*Task statement*
All entries must be repeated exactly; do not include the pictures.

*Material for this exercise*

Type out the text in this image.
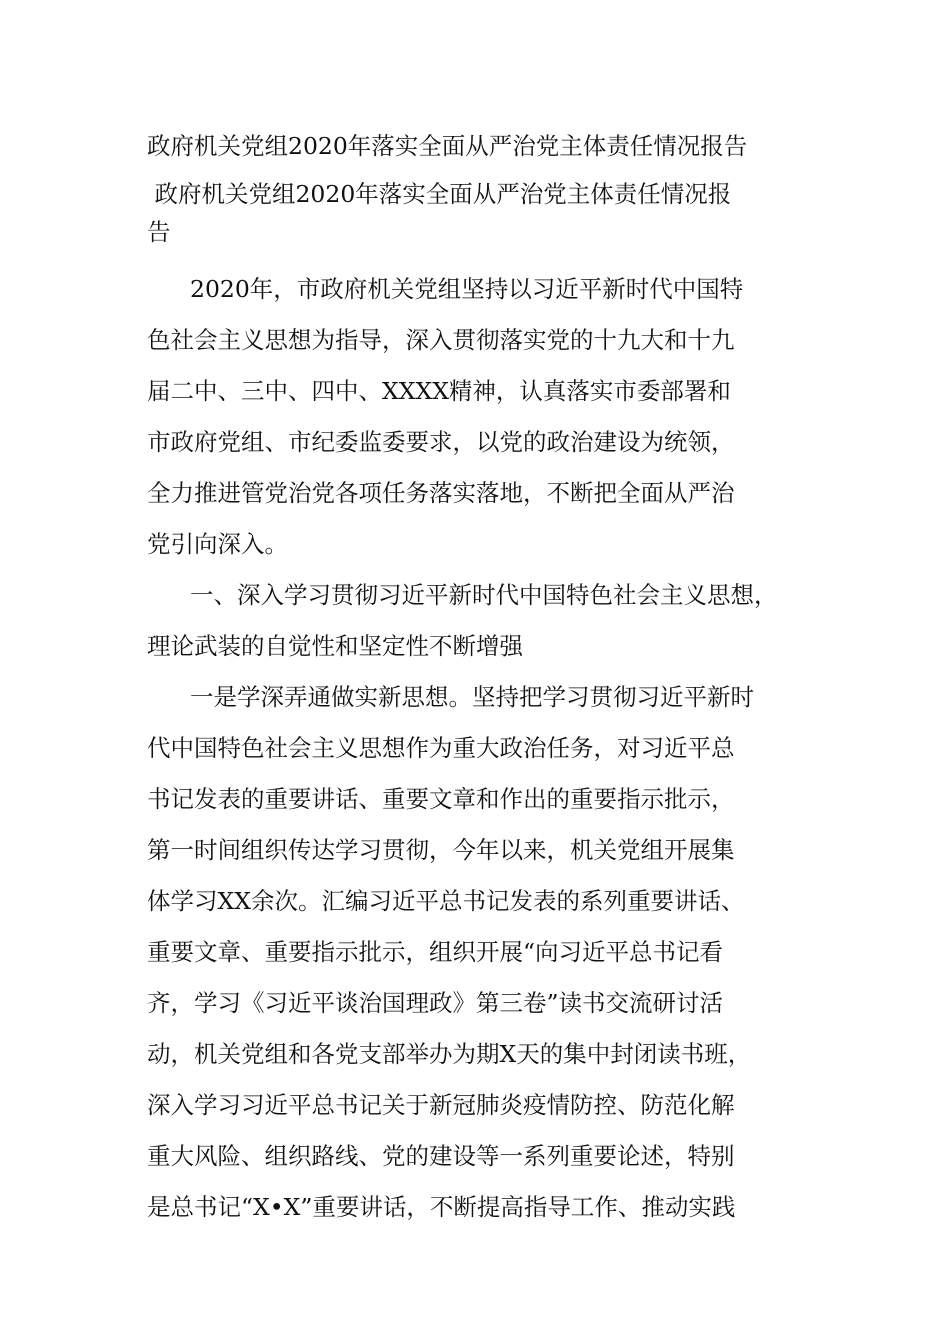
政府机关党组2020年落实全面从严治党主体责任情况报告
政府机关党组2020年落实全面从严治党主体责任情况报
告
2020年，市政府机关党组坚持以习近平新时代中国特
色社会主义思想为指导，深入贯彻落实党的十九大和十九
届二中、三中、四中、XXXX精神，认真落实市委部署和
市政府党组、市纪委监委要求，以党的政治建设为统领，
全力推进管党治党各项任务落实落地，不断把全面从严治
党引向深入。
一、深入学习贯彻习近平新时代中国特色社会主义思想，
理论武装的自觉性和坚定性不断增强
一是学深弄通做实新思想。坚持把学习贯彻习近平新时
代中国特色社会主义思想作为重大政治任务，对习近平总
书记发表的重要讲话、重要文章和作出的重要指示批示，
第一时间组织传达学习贯彻，今年以来，机关党组开展集
体学习XX余次。汇编习近平总书记发表的系列重要讲话、
重要文章、重要指示批示，组织开展“向习近平总书记看
齐，学习《习近平谈治国理政》第三卷”读书交流研讨活
动，机关党组和各党支部举办为期X天的集中封闭读书班，
深入学习习近平总书记关于新冠肺炎疫情防控、防范化解
重大风险、组织路线、党的建设等一系列重要论述，特别
是总书记“X•X”重要讲话，不断提高指导工作、推动实践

*Task response*
Type out the text in this image.
政府机关党组2020年落实全面从严治党主体责任情况报告
政府机关党组2020年落实全面从严治党主体责任情况报
告
2020年，市政府机关党组坚持以习近平新时代中国特
色社会主义思想为指导，深入贯彻落实党的十九大和十九
届二中、三中、四中、XXXX精神，认真落实市委部署和
市政府党组、市纪委监委要求，以党的政治建设为统领，
全力推进管党治党各项任务落实落地，不断把全面从严治
党引向深入。
一、深入学习贯彻习近平新时代中国特色社会主义思想，
理论武装的自觉性和坚定性不断增强
一是学深弄通做实新思想。坚持把学习贯彻习近平新时
代中国特色社会主义思想作为重大政治任务，对习近平总
书记发表的重要讲话、重要文章和作出的重要指示批示，
第一时间组织传达学习贯彻，今年以来，机关党组开展集
体学习XX余次。汇编习近平总书记发表的系列重要讲话、
重要文章、重要指示批示，组织开展“向习近平总书记看
齐，学习《习近平谈治国理政》第三卷”读书交流研讨活
动，机关党组和各党支部举办为期X天的集中封闭读书班，
深入学习习近平总书记关于新冠肺炎疫情防控、防范化解
重大风险、组织路线、党的建设等一系列重要论述，特别
是总书记“X•X”重要讲话，不断提高指导工作、推动实践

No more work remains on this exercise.